Il faut en outre compter avec l’apparition de nouvelles franchises de ransomwares, dont Sabbath, Memento, ou encore Entropy. Lequel a récemment revendiqué l’attaque contre le groupe Adélaïde. Très peu d’informations sont, à ce stade, disponibles pour ce dernier : il pourrait s’agit d’un rhabillage d’une franchise défunte, mais également d’un affidé d’une franchise moins consolidée que d’autres.
À cela s’ajoute l’arrivée potentielle de nouveaux acteurs. Flashpoint a ainsi relevé l’apparition d’un nombre croissant d’acteurs sinophones sur le forum RAMP, largement fréquenté par les cyberdélinquants russophones adeptes de rançongiciels. De telles présences avaient pu être précédemment remarquées sur un autre forum largement russophone et associé à des activités cyberdélictuelles.
Une activité sans précédent en France
Dans l’Hexagone, le GIP Acyma, qui opère le portail Cybermalveillance.gouv.fr, fait état d’un nombre de demandes d’assistance record : près de 230 en novembre, contre un peu plus de 200 en octobre. Dans le lot, le mois dernier, on comptait 194 entreprises et associations, et 34 collectivités territoriales.

_Données fournies_.
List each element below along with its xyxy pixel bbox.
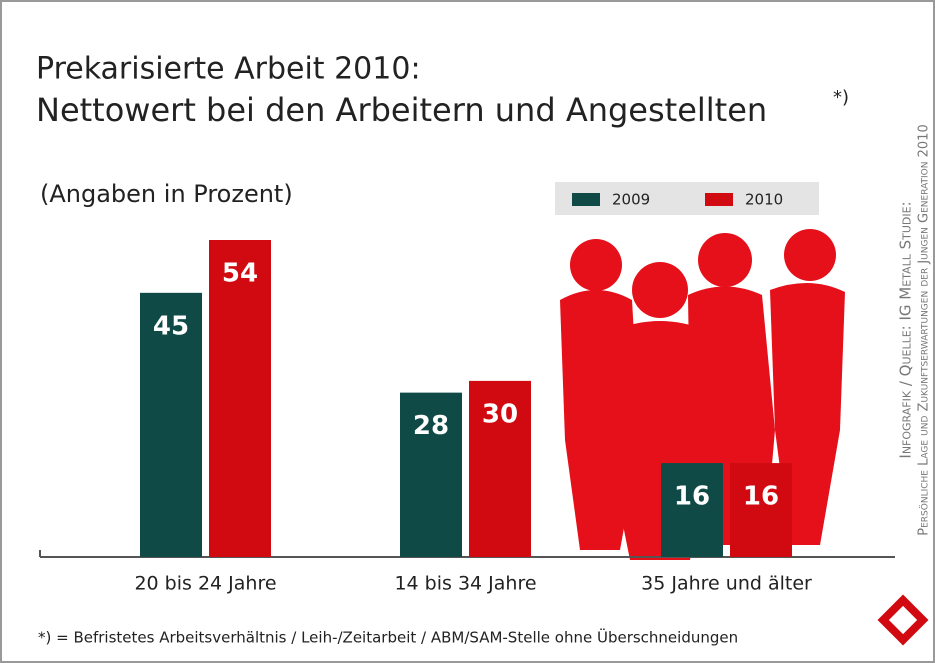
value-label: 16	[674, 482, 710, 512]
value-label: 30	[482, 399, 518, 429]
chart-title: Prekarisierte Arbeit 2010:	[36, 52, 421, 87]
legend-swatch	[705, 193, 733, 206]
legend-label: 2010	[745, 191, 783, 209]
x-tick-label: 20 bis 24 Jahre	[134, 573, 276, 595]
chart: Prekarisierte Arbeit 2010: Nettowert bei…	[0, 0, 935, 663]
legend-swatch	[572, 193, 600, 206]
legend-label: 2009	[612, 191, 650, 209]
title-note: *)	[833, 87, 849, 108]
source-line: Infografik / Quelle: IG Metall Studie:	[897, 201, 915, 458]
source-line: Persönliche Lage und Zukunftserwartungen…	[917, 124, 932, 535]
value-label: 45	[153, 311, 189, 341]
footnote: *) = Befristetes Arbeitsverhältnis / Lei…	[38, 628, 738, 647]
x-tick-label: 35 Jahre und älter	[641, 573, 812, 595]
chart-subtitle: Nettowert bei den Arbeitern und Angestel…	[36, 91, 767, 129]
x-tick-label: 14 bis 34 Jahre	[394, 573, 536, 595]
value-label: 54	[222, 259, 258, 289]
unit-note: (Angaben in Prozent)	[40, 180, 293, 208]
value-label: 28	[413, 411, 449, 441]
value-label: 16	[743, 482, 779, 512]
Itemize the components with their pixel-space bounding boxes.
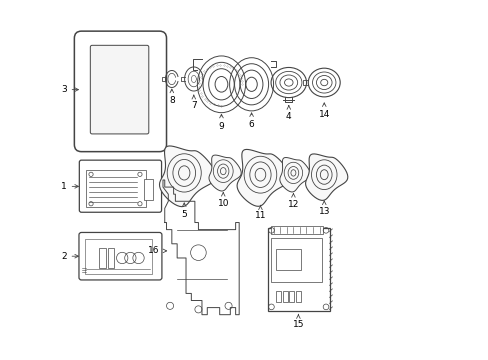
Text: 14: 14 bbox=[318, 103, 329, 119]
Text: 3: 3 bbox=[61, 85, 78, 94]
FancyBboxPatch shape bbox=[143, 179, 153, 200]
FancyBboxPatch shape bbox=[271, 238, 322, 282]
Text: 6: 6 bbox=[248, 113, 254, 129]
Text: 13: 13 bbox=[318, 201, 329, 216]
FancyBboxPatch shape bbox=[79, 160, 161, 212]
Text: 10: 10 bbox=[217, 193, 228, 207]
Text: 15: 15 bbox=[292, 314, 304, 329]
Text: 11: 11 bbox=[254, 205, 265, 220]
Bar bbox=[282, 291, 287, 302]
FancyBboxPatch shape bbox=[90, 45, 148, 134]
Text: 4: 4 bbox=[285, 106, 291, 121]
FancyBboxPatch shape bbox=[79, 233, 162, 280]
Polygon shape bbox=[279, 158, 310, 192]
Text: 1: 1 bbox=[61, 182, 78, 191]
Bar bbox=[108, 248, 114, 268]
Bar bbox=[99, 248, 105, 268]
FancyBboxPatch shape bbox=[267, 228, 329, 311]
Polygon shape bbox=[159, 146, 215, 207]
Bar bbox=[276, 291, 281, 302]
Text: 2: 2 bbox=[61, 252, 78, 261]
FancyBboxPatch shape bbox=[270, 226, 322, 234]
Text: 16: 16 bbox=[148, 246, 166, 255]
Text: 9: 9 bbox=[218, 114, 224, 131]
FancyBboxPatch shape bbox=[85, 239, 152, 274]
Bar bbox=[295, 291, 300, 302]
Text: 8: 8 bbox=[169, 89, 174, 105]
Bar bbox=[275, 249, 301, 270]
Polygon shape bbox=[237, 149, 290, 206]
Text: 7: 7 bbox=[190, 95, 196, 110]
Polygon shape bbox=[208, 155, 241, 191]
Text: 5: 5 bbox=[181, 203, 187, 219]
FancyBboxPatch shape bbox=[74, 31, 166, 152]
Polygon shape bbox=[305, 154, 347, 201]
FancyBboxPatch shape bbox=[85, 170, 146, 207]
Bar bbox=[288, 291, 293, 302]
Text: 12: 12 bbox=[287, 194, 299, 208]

==

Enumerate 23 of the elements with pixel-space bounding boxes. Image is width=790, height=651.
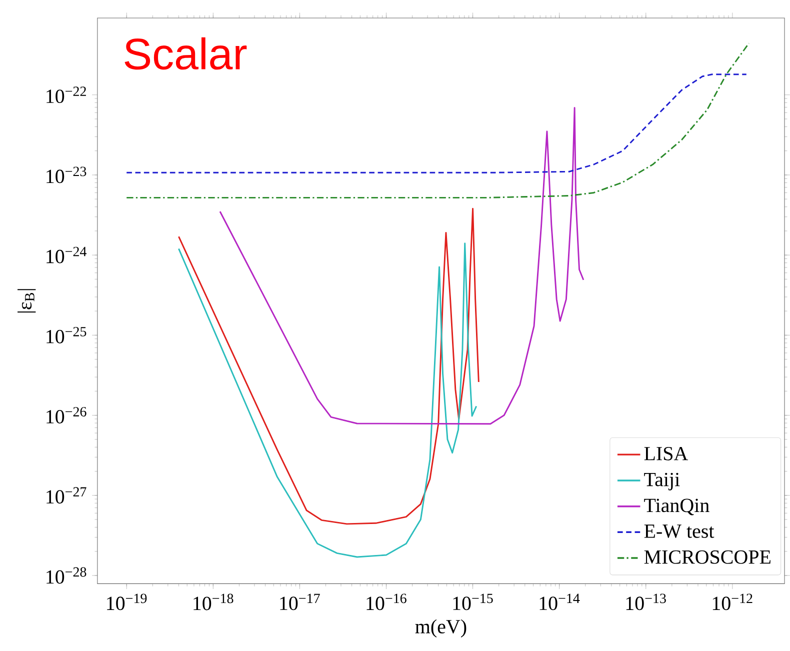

---

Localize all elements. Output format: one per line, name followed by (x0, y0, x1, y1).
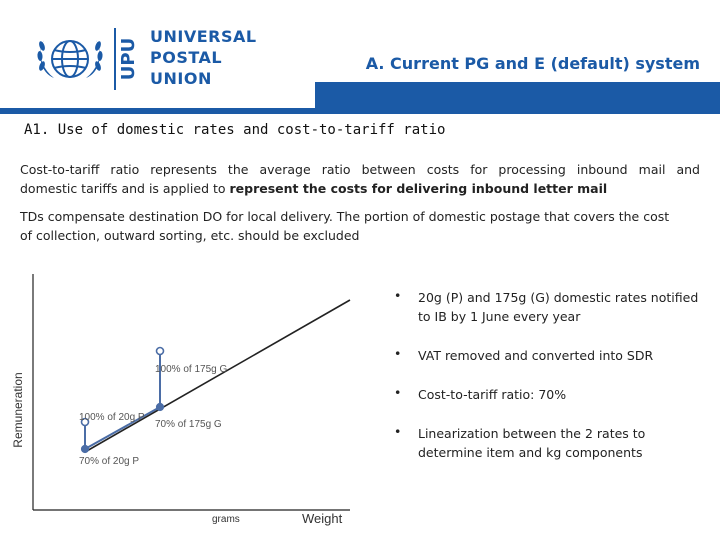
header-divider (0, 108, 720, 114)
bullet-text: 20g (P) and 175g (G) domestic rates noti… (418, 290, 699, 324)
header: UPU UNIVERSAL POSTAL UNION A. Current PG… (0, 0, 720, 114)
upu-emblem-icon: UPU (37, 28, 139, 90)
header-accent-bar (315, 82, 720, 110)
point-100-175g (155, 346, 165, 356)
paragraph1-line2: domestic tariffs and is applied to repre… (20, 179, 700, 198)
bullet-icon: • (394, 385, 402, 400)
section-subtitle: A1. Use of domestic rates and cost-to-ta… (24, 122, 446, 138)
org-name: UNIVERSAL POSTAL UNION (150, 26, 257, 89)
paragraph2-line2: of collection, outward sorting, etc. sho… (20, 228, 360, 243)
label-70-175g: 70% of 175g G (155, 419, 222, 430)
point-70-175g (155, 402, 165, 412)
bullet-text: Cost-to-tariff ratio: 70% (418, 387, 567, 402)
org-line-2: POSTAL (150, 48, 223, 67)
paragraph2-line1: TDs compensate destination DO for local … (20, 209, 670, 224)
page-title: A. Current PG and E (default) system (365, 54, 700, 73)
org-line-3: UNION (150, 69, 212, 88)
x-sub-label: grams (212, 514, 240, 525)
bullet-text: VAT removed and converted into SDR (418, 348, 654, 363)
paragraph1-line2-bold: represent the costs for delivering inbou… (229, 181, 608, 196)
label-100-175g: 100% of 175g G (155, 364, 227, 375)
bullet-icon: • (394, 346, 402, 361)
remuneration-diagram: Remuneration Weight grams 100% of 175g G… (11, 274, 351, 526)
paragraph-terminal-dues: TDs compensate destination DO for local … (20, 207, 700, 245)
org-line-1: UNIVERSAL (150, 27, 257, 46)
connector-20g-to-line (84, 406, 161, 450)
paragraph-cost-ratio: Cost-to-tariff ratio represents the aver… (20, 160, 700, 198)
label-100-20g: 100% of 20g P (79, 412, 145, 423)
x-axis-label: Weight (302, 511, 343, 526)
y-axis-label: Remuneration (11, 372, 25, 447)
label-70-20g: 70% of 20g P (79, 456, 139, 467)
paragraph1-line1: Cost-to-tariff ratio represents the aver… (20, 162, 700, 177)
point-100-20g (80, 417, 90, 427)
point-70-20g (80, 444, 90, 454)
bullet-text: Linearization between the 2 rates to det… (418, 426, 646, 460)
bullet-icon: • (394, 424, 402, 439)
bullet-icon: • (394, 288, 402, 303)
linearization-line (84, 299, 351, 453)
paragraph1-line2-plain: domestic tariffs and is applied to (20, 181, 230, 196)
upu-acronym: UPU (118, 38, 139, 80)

_Consigne_.
Écrivez la suite du texte sur les rançongiciels en reprenant après sa dernière phrase.

_Réponse_.
Ces derniers chiffres s’inscrivent dans une tendance nettement à la hausse. Si l’effet d’une progression de la connaissance de la plateforme n’est pas à exclure, ces chiffres suggèrent au moins que l’intensité de la menace ne faiblit assurément pas. Mais l’écart entre les attaques connues publiquement et le nombre des signalements montre que la visibilité de la menace est loin de progresser. Avec ce que cela peut impliquer pour la prise de conscience de sa réalité dans les entreprises de toutes tailles.